## Stored records
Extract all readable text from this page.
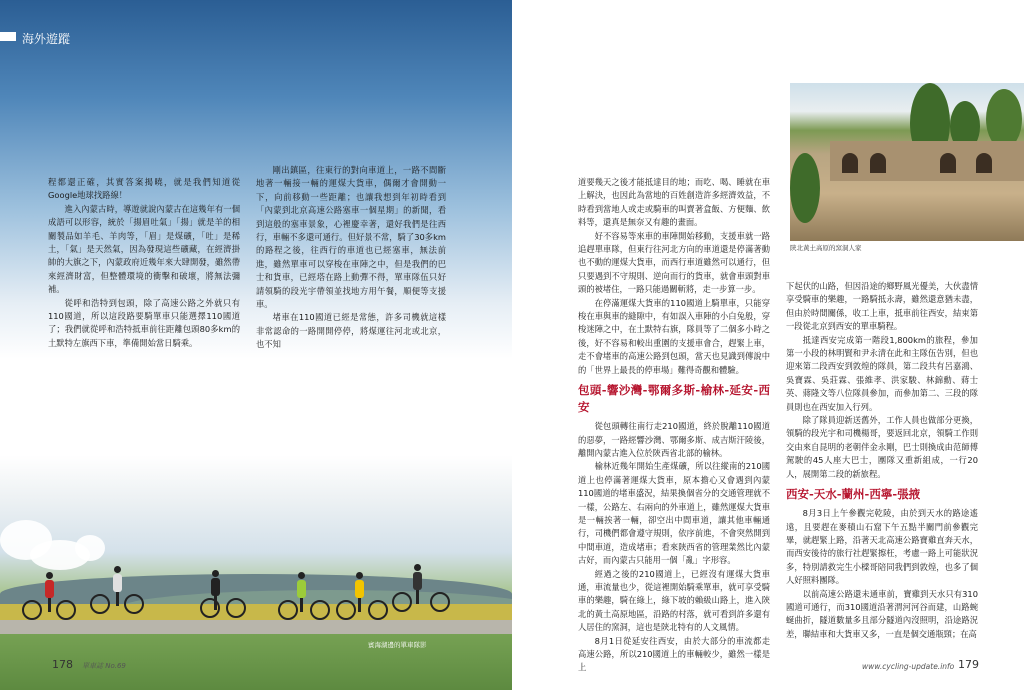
海外遊蹤
賓海湖邊的單車隊影

程都還正確，其實答案揭曉，就是我們知道從Google地球找路線！

進入內蒙古時，導遊就說內蒙古在這幾年有一個成語可以形容，統於「揚眉吐氣」「揚」就是羊的相關製品如羊毛、羊肉等，「眉」是煤礦，「吐」是稀土，「氣」是天然氣，因為發現這些礦藏，在經濟掛帥的大旗之下，內蒙政府近幾年來大肆開發，雖然帶來經濟財富，但整體環境的衝擊和破壞，將無法彌補。

從呼和浩特到包頭，除了高速公路之外就只有110國道，所以這段路要騎單車只能選擇110國道了；我們就從呼和浩特抵車前往距離包頭80多km的土默特左旗西下車，準備開始當日騎乘。

剛出鎮區，往東行的對向車道上，一路不間斷地著一輛接一輛的運煤大貨車，偶爾才會開動一下，向前移動一些距離；也讓我想到年初時看到「內蒙到北京高速公路塞車一個星期」的新聞，看到這般的塞車景象，心裡慶幸著，還好我們是往西行，車輛不多還可通行。但好景不常，騎了30多km的路程之後，往西行的車道也已經塞車，無法前進，雖然單車可以穿梭在車陣之中，但是我們的巴士和貨車，已經塔在路上動彈不得，單車隊伍只好請領騎的段光宇帶領並找地方用午餐，順便等支援車。

堵車在110國道已經是常態，許多司機就這樣非常認命的一路開開停停，將煤運往河北或北京，也不知

178 單車誌 No.69
陝北黃土高原的窯洞人家

道要幾天之後才能抵達目的地；而吃、喝、睡就在車上解決，也因此為當地的百姓創造許多經濟效益，不時看到當地人或走或騎車的叫賣著盒飯、方便麵、飲料等，還真是無奈又有趣的畫面。

好不容易等來車的車陣開始移動，支援車就一路追趕單車隊，但東行往河北方向的車道還是停滿著動也不動的運煤大貨車，而西行車道雖然可以通行，但只要遇到不守規則、逆向而行的貨車，就會車頭對車頭的被堵住，一路只能過關斬將，走一步算一步。

在停滿運煤大貨車的110國道上騎單車，只能穿梭在車與車的縫隙中，有如誤入車陣的小白兔般，穿梭迷陣之中，在土默特右旗，隊員等了二個多小時之後，好不容易和較出重圍的支援車會合，趕緊上車，走不會堵車的高速公路到包頭，當天也見識到傳說中的「世界上最長的停車場」難得奇觀和體驗。

包頭-響沙灣-鄂爾多斯-榆林-延安-西安

從包頭轉往南行走210國道，終於脫離110國道的惡夢，一路經響沙灣、鄂爾多斯、成吉斯汗陵後，離開內蒙古進入位於陝西省北部的榆林。

榆林近幾年開始生產煤礦，所以往縱南的210國道上也停滿著運煤大貨車，原本擔心又會遇到內蒙110國道的堵車盛況，結果換個省分的交通管理就不一樣，公路左、右兩向的外車道上，雖然運煤大貨車是一輛挨著一輛，卻空出中間車道，讓其他車輛通行，司機們都會遵守規則，依序前進，不會突然開到中間車道，造成堵車；看來陝西省的管理業然比內蒙古好，而內蒙古只能用一個「亂」字形容。

經過之後的210國道上，已經沒有運煤大貨車通，車流量也少，從這裡開始騎乘單車，就可享受騎車的樂趣，騎在綠上，綠下坡的賴級山路上，進入陝北的黃土高原地區，沿路的村落，就可看到許多還有人居住的窯洞，這也是陝北特有的人文風情。

8月1日從延安往西安，由於大部分的車流都走高速公路，所以210國道上的車輛較少，雖然一樣是上

下起伏的山路，但因沿途的鄉野風光優美，大伙盡情享受騎車的樂趣，一路騎抵永壽，雖然還意猶未盡，但由於時間關係，收工上車，抵車前往西安，結束第一段從北京到西安的單車騎程。

抵達西安完成第一階段1,800km的旅程，參加第一小段的林明賢和尹永清在此和主隊伍告別，但也迎來第二段西安到敦煌的隊員，第二段共有呂嘉鴻、吳寶霖、吳莊霖、張維孝、洪家駿、林錦勳、蔣士英、蔣隆文等八位隊員參加，而參加第二、三段的隊員則也在西安加入行列。

除了隊員迎新送舊外，工作人員也做部分更換，領騎的段光宇和司機楊哥，要返回北京，領騎工作則交由來自昆明的老朝伴金永剛，巴士則換成由范師傅駕駛的45人座大巴士，團隊又重新組成，一行20人，展開第二段的新旅程。

西安-天水-蘭州-西寧-張掖

8月3日上午參觀完乾陵，由於到天水的路途遙遠，且要趕在麥積山石窟下午五點半關門前參觀完畢，就趕緊上路，沿著天北高速公路寶雞直奔天水，而西安後待的旅行社趕緊擦枉，考慮一路上可能狀況多，特別請救完生小樑哥陪同我們到敦煌，也多了個人好照料團隊。

以前高速公路還未通車前，寶雞到天水只有310國道可通行，而310國道沿著渭河河谷而建，山路蜿蜒曲折，隧道數量多且部分隧道內沒照明，沿途路況差，聯結車和大貨車又多，一直是個交通瓶頸；在高

www.cycling-update.info 179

## To do
Please set down each line of the data above exactly as written, without the pictures.

## Exercise output
Extract all readable text from this page.
海外遊蹤
賓海湖邊的單車隊影

程都還正確，其實答案揭曉，就是我們知道從Google地球找路線！

進入內蒙古時，導遊就說內蒙古在這幾年有一個成語可以形容，統於「揚眉吐氣」「揚」就是羊的相關製品如羊毛、羊肉等，「眉」是煤礦，「吐」是稀土，「氣」是天然氣，因為發現這些礦藏，在經濟掛帥的大旗之下，內蒙政府近幾年來大肆開發，雖然帶來經濟財富，但整體環境的衝擊和破壞，將無法彌補。

從呼和浩特到包頭，除了高速公路之外就只有110國道，所以這段路要騎單車只能選擇110國道了；我們就從呼和浩特抵車前往距離包頭80多km的土默特左旗西下車，準備開始當日騎乘。

剛出鎮區，往東行的對向車道上，一路不間斷地著一輛接一輛的運煤大貨車，偶爾才會開動一下，向前移動一些距離；也讓我想到年初時看到「內蒙到北京高速公路塞車一個星期」的新聞，看到這般的塞車景象，心裡慶幸著，還好我們是往西行，車輛不多還可通行。但好景不常，騎了30多km的路程之後，往西行的車道也已經塞車，無法前進，雖然單車可以穿梭在車陣之中，但是我們的巴士和貨車，已經塔在路上動彈不得，單車隊伍只好請領騎的段光宇帶領並找地方用午餐，順便等支援車。

堵車在110國道已經是常態，許多司機就這樣非常認命的一路開開停停，將煤運往河北或北京，也不知

178 單車誌 No.69
陝北黃土高原的窯洞人家

道要幾天之後才能抵達目的地；而吃、喝、睡就在車上解決，也因此為當地的百姓創造許多經濟效益，不時看到當地人或走或騎車的叫賣著盒飯、方便麵、飲料等，還真是無奈又有趣的畫面。

好不容易等來車的車陣開始移動，支援車就一路追趕單車隊，但東行往河北方向的車道還是停滿著動也不動的運煤大貨車，而西行車道雖然可以通行，但只要遇到不守規則、逆向而行的貨車，就會車頭對車頭的被堵住，一路只能過關斬將，走一步算一步。

在停滿運煤大貨車的110國道上騎單車，只能穿梭在車與車的縫隙中，有如誤入車陣的小白兔般，穿梭迷陣之中，在土默特右旗，隊員等了二個多小時之後，好不容易和較出重圍的支援車會合，趕緊上車，走不會堵車的高速公路到包頭，當天也見識到傳說中的「世界上最長的停車場」難得奇觀和體驗。

包頭-響沙灣-鄂爾多斯-榆林-延安-西安

從包頭轉往南行走210國道，終於脫離110國道的惡夢，一路經響沙灣、鄂爾多斯、成吉斯汗陵後，離開內蒙古進入位於陝西省北部的榆林。

榆林近幾年開始生產煤礦，所以往縱南的210國道上也停滿著運煤大貨車，原本擔心又會遇到內蒙110國道的堵車盛況，結果換個省分的交通管理就不一樣，公路左、右兩向的外車道上，雖然運煤大貨車是一輛挨著一輛，卻空出中間車道，讓其他車輛通行，司機們都會遵守規則，依序前進，不會突然開到中間車道，造成堵車；看來陝西省的管理業然比內蒙古好，而內蒙古只能用一個「亂」字形容。

經過之後的210國道上，已經沒有運煤大貨車通，車流量也少，從這裡開始騎乘單車，就可享受騎車的樂趣，騎在綠上，綠下坡的賴級山路上，進入陝北的黃土高原地區，沿路的村落，就可看到許多還有人居住的窯洞，這也是陝北特有的人文風情。

8月1日從延安往西安，由於大部分的車流都走高速公路，所以210國道上的車輛較少，雖然一樣是上

下起伏的山路，但因沿途的鄉野風光優美，大伙盡情享受騎車的樂趣，一路騎抵永壽，雖然還意猶未盡，但由於時間關係，收工上車，抵車前往西安，結束第一段從北京到西安的單車騎程。

抵達西安完成第一階段1,800km的旅程，參加第一小段的林明賢和尹永清在此和主隊伍告別，但也迎來第二段西安到敦煌的隊員，第二段共有呂嘉鴻、吳寶霖、吳莊霖、張維孝、洪家駿、林錦勳、蔣士英、蔣隆文等八位隊員參加，而參加第二、三段的隊員則也在西安加入行列。

除了隊員迎新送舊外，工作人員也做部分更換，領騎的段光宇和司機楊哥，要返回北京，領騎工作則交由來自昆明的老朝伴金永剛，巴士則換成由范師傅駕駛的45人座大巴士，團隊又重新組成，一行20人，展開第二段的新旅程。

西安-天水-蘭州-西寧-張掖

8月3日上午參觀完乾陵，由於到天水的路途遙遠，且要趕在麥積山石窟下午五點半關門前參觀完畢，就趕緊上路，沿著天北高速公路寶雞直奔天水，而西安後待的旅行社趕緊擦枉，考慮一路上可能狀況多，特別請救完生小樑哥陪同我們到敦煌，也多了個人好照料團隊。

以前高速公路還未通車前，寶雞到天水只有310國道可通行，而310國道沿著渭河河谷而建，山路蜿蜒曲折，隧道數量多且部分隧道內沒照明，沿途路況差，聯結車和大貨車又多，一直是個交通瓶頸；在高

www.cycling-update.info 179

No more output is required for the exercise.